## WHAT YOU NEED TO DO
Where does the string "installed" appear in the records? Copy every line that contains it.

+++ SOURCE MATERIAL

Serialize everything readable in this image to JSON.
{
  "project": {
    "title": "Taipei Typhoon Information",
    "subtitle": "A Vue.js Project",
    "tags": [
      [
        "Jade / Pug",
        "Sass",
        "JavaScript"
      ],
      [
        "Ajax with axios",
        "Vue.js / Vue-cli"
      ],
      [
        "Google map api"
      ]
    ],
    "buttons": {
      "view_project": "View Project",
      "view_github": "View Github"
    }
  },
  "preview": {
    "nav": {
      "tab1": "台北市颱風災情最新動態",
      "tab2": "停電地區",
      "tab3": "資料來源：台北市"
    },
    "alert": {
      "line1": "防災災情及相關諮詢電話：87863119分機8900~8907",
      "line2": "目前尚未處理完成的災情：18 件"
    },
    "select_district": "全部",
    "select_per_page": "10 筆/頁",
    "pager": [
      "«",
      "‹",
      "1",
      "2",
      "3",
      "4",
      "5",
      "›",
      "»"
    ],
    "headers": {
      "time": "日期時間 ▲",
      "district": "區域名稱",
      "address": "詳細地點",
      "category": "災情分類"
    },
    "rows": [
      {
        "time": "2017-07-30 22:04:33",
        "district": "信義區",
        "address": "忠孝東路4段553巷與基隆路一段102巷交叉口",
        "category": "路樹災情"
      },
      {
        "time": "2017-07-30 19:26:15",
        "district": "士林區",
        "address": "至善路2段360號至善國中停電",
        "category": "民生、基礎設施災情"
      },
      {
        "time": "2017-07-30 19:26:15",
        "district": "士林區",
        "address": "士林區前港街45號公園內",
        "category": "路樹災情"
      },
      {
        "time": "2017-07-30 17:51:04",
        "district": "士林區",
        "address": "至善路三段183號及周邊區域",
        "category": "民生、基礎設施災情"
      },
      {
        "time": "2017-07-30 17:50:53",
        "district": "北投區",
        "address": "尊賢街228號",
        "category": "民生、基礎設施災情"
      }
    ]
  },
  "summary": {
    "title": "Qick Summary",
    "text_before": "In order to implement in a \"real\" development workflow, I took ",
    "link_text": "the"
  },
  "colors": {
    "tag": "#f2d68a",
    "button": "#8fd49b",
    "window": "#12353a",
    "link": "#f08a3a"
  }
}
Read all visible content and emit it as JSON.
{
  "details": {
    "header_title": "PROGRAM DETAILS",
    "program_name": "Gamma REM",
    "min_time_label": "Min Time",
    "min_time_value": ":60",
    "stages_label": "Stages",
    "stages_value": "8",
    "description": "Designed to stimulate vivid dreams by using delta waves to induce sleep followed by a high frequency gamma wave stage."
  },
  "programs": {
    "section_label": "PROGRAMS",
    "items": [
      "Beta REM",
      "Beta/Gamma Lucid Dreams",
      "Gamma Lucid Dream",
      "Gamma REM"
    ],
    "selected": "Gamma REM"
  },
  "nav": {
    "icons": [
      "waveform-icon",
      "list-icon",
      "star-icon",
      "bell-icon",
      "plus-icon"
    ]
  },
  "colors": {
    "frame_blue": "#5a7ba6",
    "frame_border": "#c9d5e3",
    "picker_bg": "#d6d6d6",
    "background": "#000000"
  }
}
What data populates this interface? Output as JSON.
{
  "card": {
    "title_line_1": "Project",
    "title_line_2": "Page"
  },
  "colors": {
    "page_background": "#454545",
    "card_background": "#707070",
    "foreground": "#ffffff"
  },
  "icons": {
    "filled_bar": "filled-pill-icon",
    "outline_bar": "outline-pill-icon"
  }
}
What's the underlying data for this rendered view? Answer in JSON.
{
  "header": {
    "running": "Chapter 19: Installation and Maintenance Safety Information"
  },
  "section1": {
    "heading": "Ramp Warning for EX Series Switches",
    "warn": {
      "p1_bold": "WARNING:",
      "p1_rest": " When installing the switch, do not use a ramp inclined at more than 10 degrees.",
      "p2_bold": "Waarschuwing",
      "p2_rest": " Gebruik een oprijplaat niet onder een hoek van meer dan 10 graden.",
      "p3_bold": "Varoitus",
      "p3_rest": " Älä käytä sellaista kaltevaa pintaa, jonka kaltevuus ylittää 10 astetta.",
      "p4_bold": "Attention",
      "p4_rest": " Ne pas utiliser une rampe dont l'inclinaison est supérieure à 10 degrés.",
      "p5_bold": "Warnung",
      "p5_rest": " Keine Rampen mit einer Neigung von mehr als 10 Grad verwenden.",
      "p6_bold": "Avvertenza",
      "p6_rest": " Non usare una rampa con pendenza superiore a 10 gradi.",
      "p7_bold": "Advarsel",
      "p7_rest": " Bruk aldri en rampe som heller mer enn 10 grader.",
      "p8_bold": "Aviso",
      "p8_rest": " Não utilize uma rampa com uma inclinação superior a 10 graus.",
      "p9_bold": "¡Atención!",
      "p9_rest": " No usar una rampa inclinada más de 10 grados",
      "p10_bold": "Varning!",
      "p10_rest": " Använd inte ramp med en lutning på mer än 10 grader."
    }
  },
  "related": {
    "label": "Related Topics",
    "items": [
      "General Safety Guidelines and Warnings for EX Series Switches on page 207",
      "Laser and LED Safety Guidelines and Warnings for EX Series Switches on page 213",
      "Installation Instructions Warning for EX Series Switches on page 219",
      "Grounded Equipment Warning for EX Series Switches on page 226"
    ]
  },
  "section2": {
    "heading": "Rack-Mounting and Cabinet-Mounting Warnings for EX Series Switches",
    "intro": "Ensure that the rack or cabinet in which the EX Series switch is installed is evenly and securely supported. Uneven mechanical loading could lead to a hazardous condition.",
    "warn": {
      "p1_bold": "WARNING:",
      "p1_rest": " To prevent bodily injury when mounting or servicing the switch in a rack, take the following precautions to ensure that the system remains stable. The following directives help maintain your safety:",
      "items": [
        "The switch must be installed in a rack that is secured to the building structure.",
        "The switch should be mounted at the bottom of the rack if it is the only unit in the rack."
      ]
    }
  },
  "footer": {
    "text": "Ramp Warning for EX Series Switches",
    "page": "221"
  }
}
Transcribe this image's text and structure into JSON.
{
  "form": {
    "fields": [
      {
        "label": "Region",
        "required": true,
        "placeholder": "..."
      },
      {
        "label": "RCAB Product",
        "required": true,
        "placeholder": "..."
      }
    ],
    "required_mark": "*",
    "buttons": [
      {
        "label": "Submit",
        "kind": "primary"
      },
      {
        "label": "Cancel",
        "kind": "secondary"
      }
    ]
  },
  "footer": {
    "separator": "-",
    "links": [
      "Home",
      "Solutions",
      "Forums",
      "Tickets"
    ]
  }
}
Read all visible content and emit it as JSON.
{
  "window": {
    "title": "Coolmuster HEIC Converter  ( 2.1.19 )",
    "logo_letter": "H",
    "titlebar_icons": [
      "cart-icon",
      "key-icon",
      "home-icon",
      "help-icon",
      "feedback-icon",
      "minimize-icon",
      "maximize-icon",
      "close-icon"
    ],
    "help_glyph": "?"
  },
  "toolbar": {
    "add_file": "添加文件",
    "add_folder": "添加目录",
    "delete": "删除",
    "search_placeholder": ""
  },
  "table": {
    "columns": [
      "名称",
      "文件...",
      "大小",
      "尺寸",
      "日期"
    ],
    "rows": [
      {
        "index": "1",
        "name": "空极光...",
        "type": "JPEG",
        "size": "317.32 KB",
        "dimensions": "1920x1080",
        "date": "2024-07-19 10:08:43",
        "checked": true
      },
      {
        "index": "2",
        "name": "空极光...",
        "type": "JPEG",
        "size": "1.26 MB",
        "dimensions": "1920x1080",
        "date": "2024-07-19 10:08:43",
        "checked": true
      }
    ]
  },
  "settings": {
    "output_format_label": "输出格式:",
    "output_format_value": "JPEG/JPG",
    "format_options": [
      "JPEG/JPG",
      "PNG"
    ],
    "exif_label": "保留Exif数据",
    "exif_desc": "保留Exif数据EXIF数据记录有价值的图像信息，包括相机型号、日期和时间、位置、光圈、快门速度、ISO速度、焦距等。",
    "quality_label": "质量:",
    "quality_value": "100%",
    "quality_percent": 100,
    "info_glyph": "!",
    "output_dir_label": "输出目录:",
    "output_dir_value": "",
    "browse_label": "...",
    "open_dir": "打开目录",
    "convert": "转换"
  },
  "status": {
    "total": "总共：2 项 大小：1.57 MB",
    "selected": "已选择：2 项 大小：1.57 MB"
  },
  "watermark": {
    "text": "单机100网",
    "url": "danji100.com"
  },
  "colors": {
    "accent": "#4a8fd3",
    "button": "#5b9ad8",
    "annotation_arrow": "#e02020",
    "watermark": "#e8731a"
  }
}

++++++

## FULL SOLUTION
    "intro": "Ensure that the rack or cabinet in which the EX Series switch is installed is evenly and securely supported. Uneven mechanical loading could lead to a hazardous condition.",
        "The switch must be installed in a rack that is secured to the building structure.",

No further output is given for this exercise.